Dataset rows about figures:
↓↓↓
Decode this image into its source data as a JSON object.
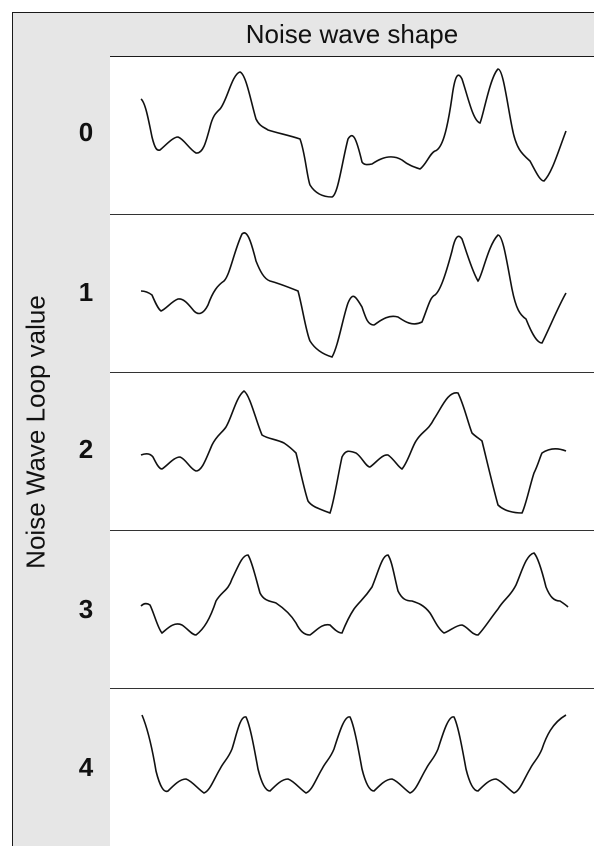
{
  "header": {
    "title": "Noise wave shape"
  },
  "axis": {
    "label": "Noise Wave Loop value"
  },
  "rows": [
    {
      "value": "0",
      "shape": "mixed-noise-a"
    },
    {
      "value": "1",
      "shape": "mixed-noise-b"
    },
    {
      "value": "2",
      "shape": "periodic-2"
    },
    {
      "value": "3",
      "shape": "periodic-3"
    },
    {
      "value": "4",
      "shape": "periodic-4"
    }
  ],
  "colors": {
    "panel": "#e6e6e6",
    "line": "#111111",
    "background": "#ffffff"
  }
}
↑↑↑
STATED PROBLEM: Reproduce all of the data exactly, omitting each picture it holds.

FULL OUTPUT:
Decode this image into its source data as a JSON object.
{
  "header": {
    "title": "Noise wave shape"
  },
  "axis": {
    "label": "Noise Wave Loop value"
  },
  "rows": [
    {
      "value": "0",
      "shape": "mixed-noise-a"
    },
    {
      "value": "1",
      "shape": "mixed-noise-b"
    },
    {
      "value": "2",
      "shape": "periodic-2"
    },
    {
      "value": "3",
      "shape": "periodic-3"
    },
    {
      "value": "4",
      "shape": "periodic-4"
    }
  ],
  "colors": {
    "panel": "#e6e6e6",
    "line": "#111111",
    "background": "#ffffff"
  }
}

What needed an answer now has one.